## START
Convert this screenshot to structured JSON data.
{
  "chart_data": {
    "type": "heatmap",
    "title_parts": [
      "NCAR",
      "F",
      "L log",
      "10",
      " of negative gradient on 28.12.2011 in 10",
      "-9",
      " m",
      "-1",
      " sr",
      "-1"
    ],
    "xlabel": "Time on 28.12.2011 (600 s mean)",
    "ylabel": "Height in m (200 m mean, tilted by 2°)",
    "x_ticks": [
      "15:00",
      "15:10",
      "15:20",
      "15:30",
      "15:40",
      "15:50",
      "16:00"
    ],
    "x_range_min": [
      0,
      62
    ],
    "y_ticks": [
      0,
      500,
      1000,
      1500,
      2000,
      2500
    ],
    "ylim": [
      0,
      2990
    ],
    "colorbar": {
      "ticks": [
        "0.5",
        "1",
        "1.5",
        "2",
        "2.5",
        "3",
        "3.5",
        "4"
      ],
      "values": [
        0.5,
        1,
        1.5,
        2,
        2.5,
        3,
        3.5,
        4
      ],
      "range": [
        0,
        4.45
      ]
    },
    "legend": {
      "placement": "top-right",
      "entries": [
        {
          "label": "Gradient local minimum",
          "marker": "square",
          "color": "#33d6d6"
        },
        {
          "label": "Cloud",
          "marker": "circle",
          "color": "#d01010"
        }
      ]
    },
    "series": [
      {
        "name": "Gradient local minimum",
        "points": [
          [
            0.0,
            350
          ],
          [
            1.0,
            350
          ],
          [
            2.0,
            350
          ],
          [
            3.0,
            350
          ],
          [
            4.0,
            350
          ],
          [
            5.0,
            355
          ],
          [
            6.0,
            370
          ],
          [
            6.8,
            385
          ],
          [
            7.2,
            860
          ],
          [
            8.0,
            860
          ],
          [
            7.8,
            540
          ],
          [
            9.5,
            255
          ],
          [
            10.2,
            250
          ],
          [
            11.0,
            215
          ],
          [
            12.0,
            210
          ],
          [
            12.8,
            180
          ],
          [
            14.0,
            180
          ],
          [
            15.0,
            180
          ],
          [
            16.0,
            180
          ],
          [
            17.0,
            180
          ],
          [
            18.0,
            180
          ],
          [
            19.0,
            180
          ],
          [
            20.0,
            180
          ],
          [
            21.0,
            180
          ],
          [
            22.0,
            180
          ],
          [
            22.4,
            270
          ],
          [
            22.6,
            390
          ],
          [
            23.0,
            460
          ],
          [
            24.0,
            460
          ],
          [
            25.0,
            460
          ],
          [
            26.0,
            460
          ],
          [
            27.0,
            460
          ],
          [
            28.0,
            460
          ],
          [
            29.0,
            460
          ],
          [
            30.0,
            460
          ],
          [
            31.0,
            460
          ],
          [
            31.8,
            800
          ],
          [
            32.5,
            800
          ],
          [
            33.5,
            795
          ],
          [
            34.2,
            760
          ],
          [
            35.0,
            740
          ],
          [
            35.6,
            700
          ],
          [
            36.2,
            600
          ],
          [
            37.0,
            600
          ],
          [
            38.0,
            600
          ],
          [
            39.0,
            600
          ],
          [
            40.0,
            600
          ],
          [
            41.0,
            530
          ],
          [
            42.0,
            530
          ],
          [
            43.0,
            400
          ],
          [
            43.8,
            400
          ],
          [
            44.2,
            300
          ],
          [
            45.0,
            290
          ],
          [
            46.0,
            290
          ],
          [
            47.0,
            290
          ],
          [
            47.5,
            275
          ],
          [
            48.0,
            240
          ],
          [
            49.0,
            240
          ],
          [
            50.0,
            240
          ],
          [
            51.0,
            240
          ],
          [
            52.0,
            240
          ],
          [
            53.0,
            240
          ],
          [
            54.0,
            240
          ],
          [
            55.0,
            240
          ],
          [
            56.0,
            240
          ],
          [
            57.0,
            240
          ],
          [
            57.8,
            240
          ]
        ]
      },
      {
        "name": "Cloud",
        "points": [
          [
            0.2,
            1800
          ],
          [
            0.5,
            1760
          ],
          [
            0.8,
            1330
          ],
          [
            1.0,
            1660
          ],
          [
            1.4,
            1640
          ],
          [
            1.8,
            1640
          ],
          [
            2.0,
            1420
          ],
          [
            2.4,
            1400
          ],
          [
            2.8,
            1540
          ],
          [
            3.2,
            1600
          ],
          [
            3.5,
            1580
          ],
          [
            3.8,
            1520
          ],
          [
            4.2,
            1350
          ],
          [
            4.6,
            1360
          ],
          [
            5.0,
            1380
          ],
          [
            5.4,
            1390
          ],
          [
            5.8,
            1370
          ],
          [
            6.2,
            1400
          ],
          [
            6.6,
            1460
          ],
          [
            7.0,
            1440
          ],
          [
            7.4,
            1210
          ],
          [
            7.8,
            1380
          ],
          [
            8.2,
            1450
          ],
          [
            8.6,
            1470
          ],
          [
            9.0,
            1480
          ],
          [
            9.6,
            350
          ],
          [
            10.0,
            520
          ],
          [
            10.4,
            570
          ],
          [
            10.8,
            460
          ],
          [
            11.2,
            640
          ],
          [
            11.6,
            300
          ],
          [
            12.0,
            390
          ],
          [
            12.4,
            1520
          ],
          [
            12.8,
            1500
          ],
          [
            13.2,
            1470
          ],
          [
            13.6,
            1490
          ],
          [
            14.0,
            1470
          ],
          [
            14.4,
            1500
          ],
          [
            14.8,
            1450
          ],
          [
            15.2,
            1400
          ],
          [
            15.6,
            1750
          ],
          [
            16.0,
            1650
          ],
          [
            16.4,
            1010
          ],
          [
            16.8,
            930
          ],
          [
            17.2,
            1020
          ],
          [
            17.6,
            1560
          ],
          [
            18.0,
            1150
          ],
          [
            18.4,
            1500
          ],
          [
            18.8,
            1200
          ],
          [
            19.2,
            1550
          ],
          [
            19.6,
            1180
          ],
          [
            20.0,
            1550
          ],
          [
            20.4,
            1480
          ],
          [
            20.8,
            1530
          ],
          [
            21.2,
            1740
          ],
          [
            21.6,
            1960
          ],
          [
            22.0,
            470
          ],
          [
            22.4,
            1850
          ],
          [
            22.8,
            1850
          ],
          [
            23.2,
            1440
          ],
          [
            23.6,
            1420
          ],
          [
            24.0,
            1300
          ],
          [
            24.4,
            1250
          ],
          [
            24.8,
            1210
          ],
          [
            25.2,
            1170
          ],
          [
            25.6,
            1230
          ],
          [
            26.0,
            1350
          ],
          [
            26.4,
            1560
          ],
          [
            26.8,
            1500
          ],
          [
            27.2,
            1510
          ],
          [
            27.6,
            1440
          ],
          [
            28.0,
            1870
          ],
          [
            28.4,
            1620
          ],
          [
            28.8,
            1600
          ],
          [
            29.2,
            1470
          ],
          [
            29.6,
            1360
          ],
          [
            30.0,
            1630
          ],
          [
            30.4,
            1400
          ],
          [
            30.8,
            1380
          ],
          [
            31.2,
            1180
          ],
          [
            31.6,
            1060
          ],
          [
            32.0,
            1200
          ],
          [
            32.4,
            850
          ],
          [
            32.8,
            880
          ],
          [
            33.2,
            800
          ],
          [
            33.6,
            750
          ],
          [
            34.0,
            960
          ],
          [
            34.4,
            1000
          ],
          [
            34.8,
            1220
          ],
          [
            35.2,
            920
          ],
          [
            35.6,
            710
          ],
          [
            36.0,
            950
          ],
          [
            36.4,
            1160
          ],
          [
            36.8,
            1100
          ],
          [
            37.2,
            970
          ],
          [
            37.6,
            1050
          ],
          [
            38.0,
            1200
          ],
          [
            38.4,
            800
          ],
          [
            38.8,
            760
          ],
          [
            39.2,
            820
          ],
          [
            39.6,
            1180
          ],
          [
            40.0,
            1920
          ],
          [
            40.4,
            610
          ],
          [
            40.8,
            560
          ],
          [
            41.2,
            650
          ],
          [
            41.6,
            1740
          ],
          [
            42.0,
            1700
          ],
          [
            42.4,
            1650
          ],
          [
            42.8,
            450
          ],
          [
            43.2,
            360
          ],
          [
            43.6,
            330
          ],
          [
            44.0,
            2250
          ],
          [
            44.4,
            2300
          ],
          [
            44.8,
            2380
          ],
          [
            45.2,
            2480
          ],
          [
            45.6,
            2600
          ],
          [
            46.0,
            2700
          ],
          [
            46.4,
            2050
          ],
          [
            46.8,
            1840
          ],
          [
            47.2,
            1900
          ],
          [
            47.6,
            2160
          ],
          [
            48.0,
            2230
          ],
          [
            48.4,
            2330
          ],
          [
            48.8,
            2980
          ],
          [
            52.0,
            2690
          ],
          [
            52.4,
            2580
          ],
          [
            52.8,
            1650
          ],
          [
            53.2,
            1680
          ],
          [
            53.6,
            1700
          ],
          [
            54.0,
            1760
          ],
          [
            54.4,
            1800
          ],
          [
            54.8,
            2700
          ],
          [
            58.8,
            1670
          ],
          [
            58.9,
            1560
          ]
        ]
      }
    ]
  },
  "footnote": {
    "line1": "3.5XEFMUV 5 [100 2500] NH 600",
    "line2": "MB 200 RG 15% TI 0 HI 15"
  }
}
## END
## WHAT IS EXPECTED
Find each line with the string "minimum" and copy it out.

## CORRECT OUTPUT
          "label": "Gradient local minimum",
        "name": "Gradient local minimum",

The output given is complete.